● Job:
Pick out each line containing the string "离子的物质".

+===+

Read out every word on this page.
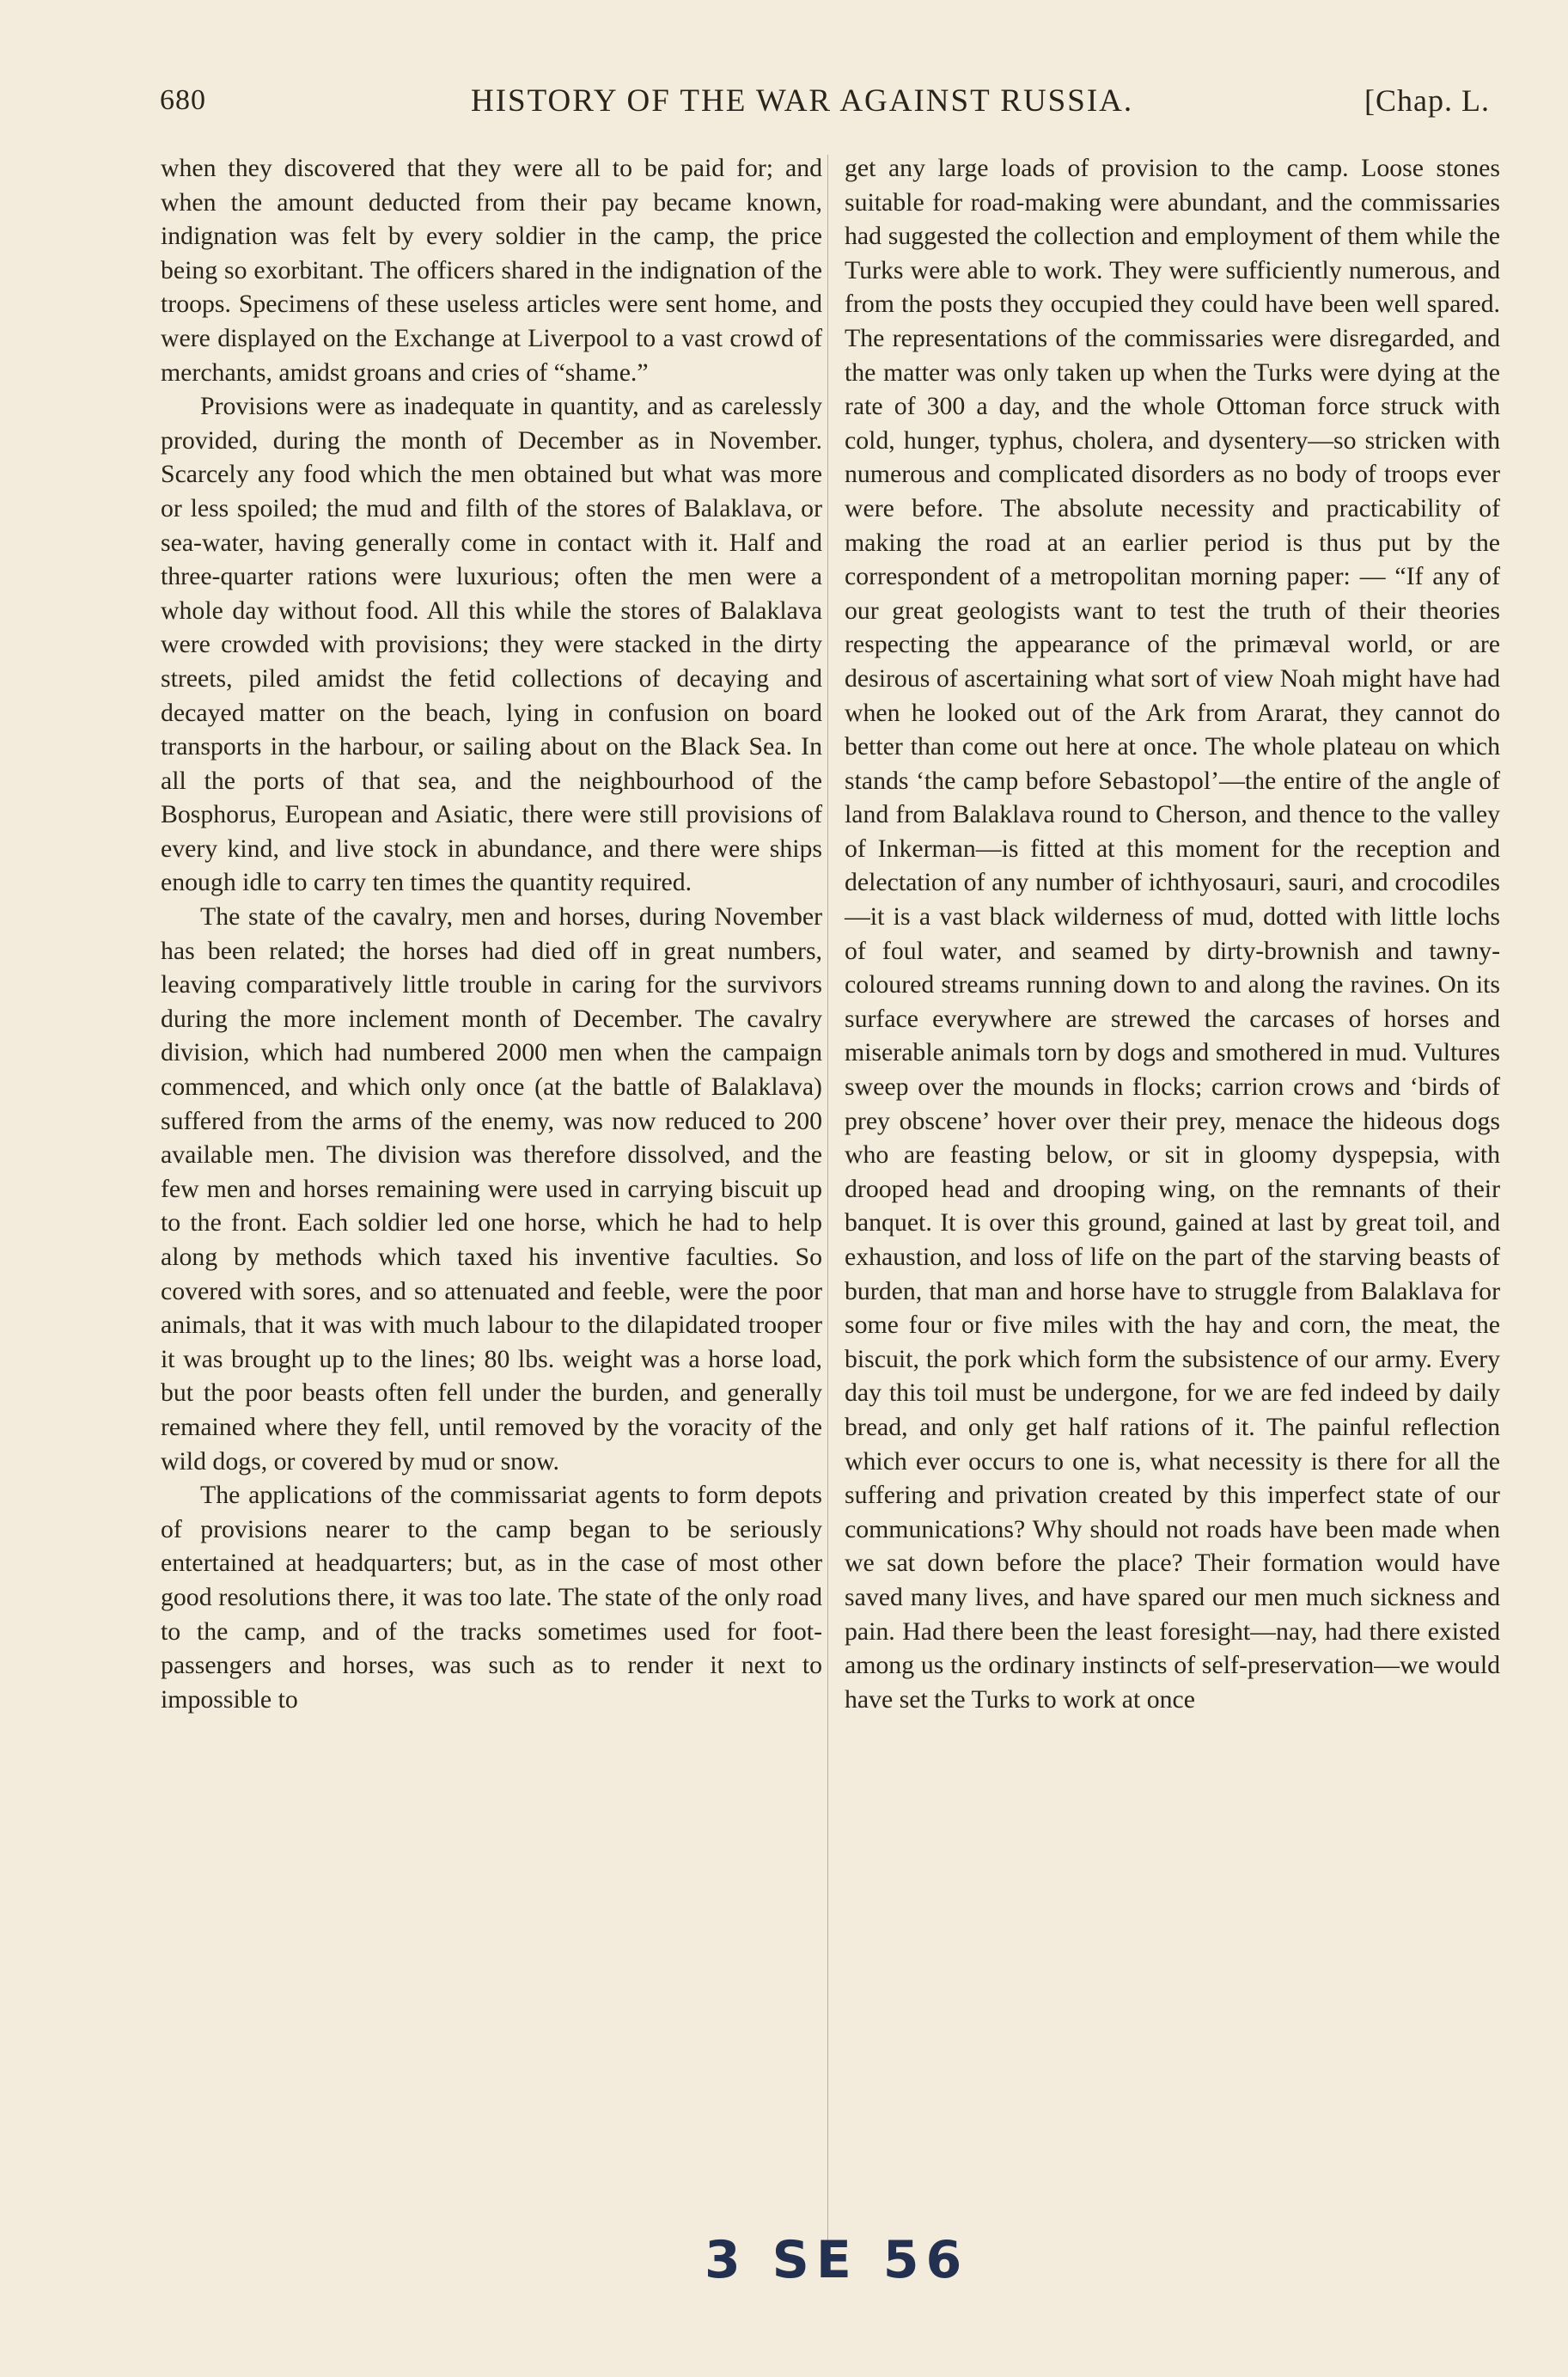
680	HISTORY OF THE WAR AGAINST RUSSIA.	[Chap. L.

when they discovered that they were all to be paid for; and when the amount deducted from their pay became known, indignation was felt by every soldier in the camp, the price being so exorbitant. The officers shared in the indignation of the troops. Specimens of these useless articles were sent home, and were displayed on the Exchange at Liverpool to a vast crowd of merchants, amidst groans and cries of “shame.”

Provisions were as inadequate in quantity, and as carelessly provided, during the month of December as in November. Scarcely any food which the men obtained but what was more or less spoiled; the mud and filth of the stores of Balaklava, or sea-water, having generally come in contact with it. Half and three-quarter rations were luxurious; often the men were a whole day without food. All this while the stores of Balaklava were crowded with provisions; they were stacked in the dirty streets, piled amidst the fetid collections of decaying and decayed matter on the beach, lying in confusion on board transports in the harbour, or sailing about on the Black Sea. In all the ports of that sea, and the neighbourhood of the Bosphorus, European and Asiatic, there were still provisions of every kind, and live stock in abundance, and there were ships enough idle to carry ten times the quantity required.

The state of the cavalry, men and horses, during November has been related; the horses had died off in great numbers, leaving comparatively little trouble in caring for the survivors during the more inclement month of December. The cavalry division, which had numbered 2000 men when the campaign commenced, and which only once (at the battle of Balaklava) suffered from the arms of the enemy, was now reduced to 200 available men. The division was therefore dissolved, and the few men and horses remaining were used in carrying biscuit up to the front. Each soldier led one horse, which he had to help along by methods which taxed his inventive faculties. So covered with sores, and so attenuated and feeble, were the poor animals, that it was with much labour to the dilapidated trooper it was brought up to the lines; 80 lbs. weight was a horse load, but the poor beasts often fell under the burden, and generally remained where they fell, until removed by the voracity of the wild dogs, or covered by mud or snow.

The applications of the commissariat agents to form depots of provisions nearer to the camp began to be seriously entertained at headquarters; but, as in the case of most other good resolutions there, it was too late. The state of the only road to the camp, and of the tracks sometimes used for foot-passengers and horses, was such as to render it next to impossible to

get any large loads of provision to the camp. Loose stones suitable for road-making were abundant, and the commissaries had suggested the collection and employment of them while the Turks were able to work. They were sufficiently numerous, and from the posts they occupied they could have been well spared. The representations of the commissaries were disregarded, and the matter was only taken up when the Turks were dying at the rate of 300 a day, and the whole Ottoman force struck with cold, hunger, typhus, cholera, and dysentery—so stricken with numerous and complicated disorders as no body of troops ever were before. The absolute necessity and practicability of making the road at an earlier period is thus put by the correspondent of a metropolitan morning paper: — “If any of our great geologists want to test the truth of their theories respecting the appearance of the primæval world, or are desirous of ascertaining what sort of view Noah might have had when he looked out of the Ark from Ararat, they cannot do better than come out here at once. The whole plateau on which stands ‘the camp before Sebastopol’—the entire of the angle of land from Balaklava round to Cherson, and thence to the valley of Inkerman—is fitted at this moment for the reception and delectation of any number of ichthyosauri, sauri, and crocodiles—it is a vast black wilderness of mud, dotted with little lochs of foul water, and seamed by dirty-brownish and tawny-coloured streams running down to and along the ravines. On its surface everywhere are strewed the carcases of horses and miserable animals torn by dogs and smothered in mud. Vultures sweep over the mounds in flocks; carrion crows and ‘birds of prey obscene’ hover over their prey, menace the hideous dogs who are feasting below, or sit in gloomy dyspepsia, with drooped head and drooping wing, on the remnants of their banquet. It is over this ground, gained at last by great toil, and exhaustion, and loss of life on the part of the starving beasts of burden, that man and horse have to struggle from Balaklava for some four or five miles with the hay and corn, the meat, the biscuit, the pork which form the subsistence of our army. Every day this toil must be undergone, for we are fed indeed by daily bread, and only get half rations of it. The painful reflection which ever occurs to one is, what necessity is there for all the suffering and privation created by this imperfect state of our communications? Why should not roads have been made when we sat down before the place? Their formation would have saved many lives, and have spared our men much sickness and pain. Had there been the least foresight—nay, had there existed among us the ordinary instincts of self-preservation—we would have set the Turks to work at once

3 SE 56
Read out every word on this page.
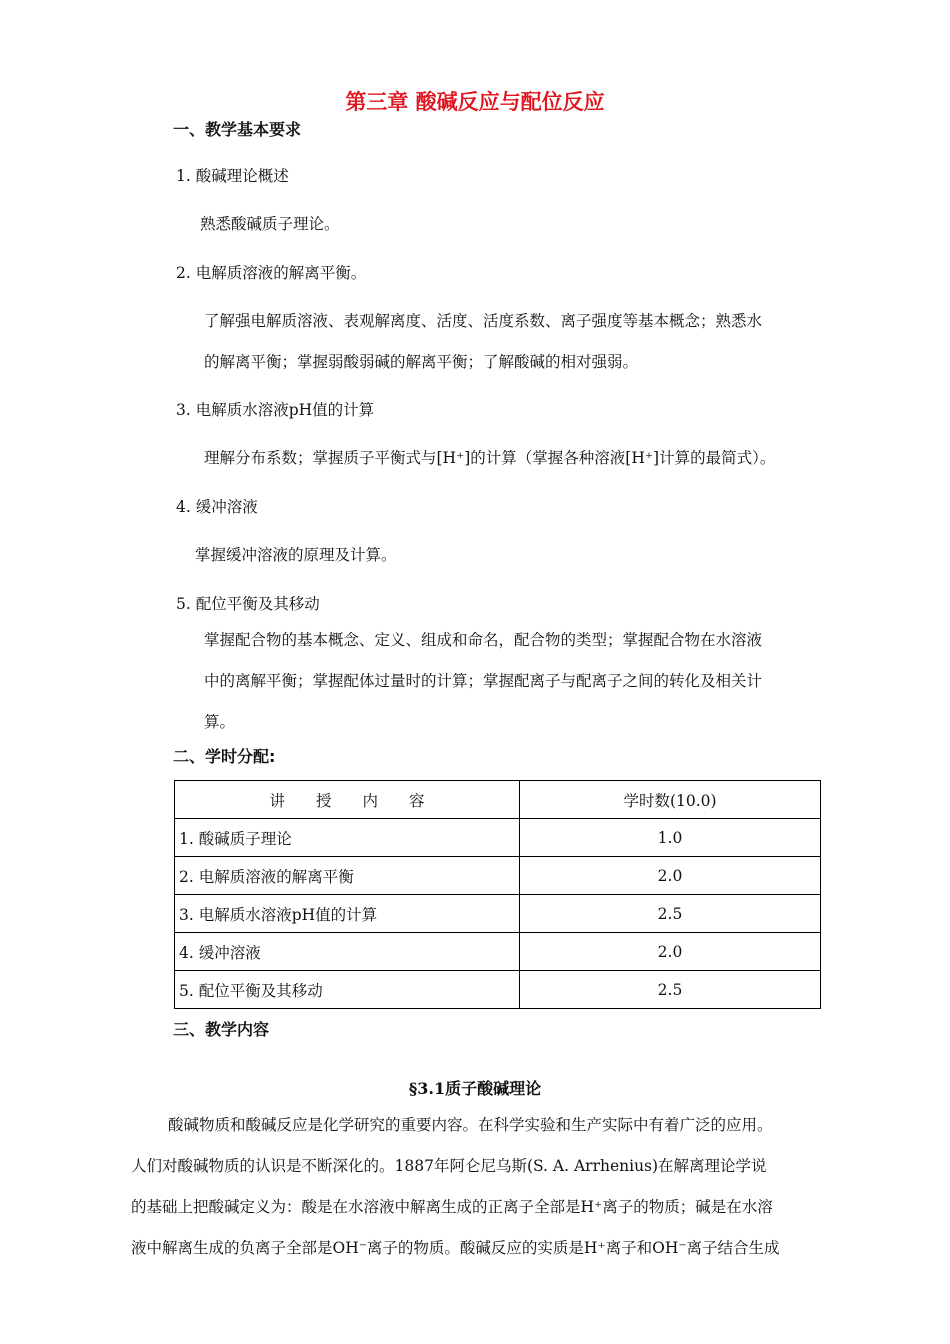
第三章 酸碱反应与配位反应
一、教学基本要求
1. 酸碱理论概述
熟悉酸碱质子理论。
2. 电解质溶液的解离平衡。
了解强电解质溶液、表观解离度、活度、活度系数、离子强度等基本概念；熟悉水
的解离平衡；掌握弱酸弱碱的解离平衡；了解酸碱的相对强弱。
3. 电解质水溶液pH值的计算
理解分布系数；掌握质子平衡式与[H⁺]的计算（掌握各种溶液[H⁺]计算的最简式）。
4. 缓冲溶液
掌握缓冲溶液的原理及计算。
5. 配位平衡及其移动
掌握配合物的基本概念、定义、组成和命名，配合物的类型；掌握配合物在水溶液
中的离解平衡；掌握配体过量时的计算；掌握配离子与配离子之间的转化及相关计
算。
二、学时分配:
讲　　授　　内　　容	学时数(10.0)
1. 酸碱质子理论	1.0
2. 电解质溶液的解离平衡	2.0
3. 电解质水溶液pH值的计算	2.5
4. 缓冲溶液	2.0
5. 配位平衡及其移动	2.5
三、教学内容
§3.1质子酸碱理论
酸碱物质和酸碱反应是化学研究的重要内容。在科学实验和生产实际中有着广泛的应用。
人们对酸碱物质的认识是不断深化的。1887年阿仑尼乌斯(S. A. Arrhenius)在解离理论学说
的基础上把酸碱定义为：酸是在水溶液中解离生成的正离子全部是H⁺离子的物质；碱是在水溶
液中解离生成的负离子全部是OH⁻离子的物质。酸碱反应的实质是H⁺离子和OH⁻离子结合生成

+===+

● Output of the task:
的基础上把酸碱定义为：酸是在水溶液中解离生成的正离子全部是H⁺离子的物质；碱是在水溶
液中解离生成的负离子全部是OH⁻离子的物质。酸碱反应的实质是H⁺离子和OH⁻离子结合生成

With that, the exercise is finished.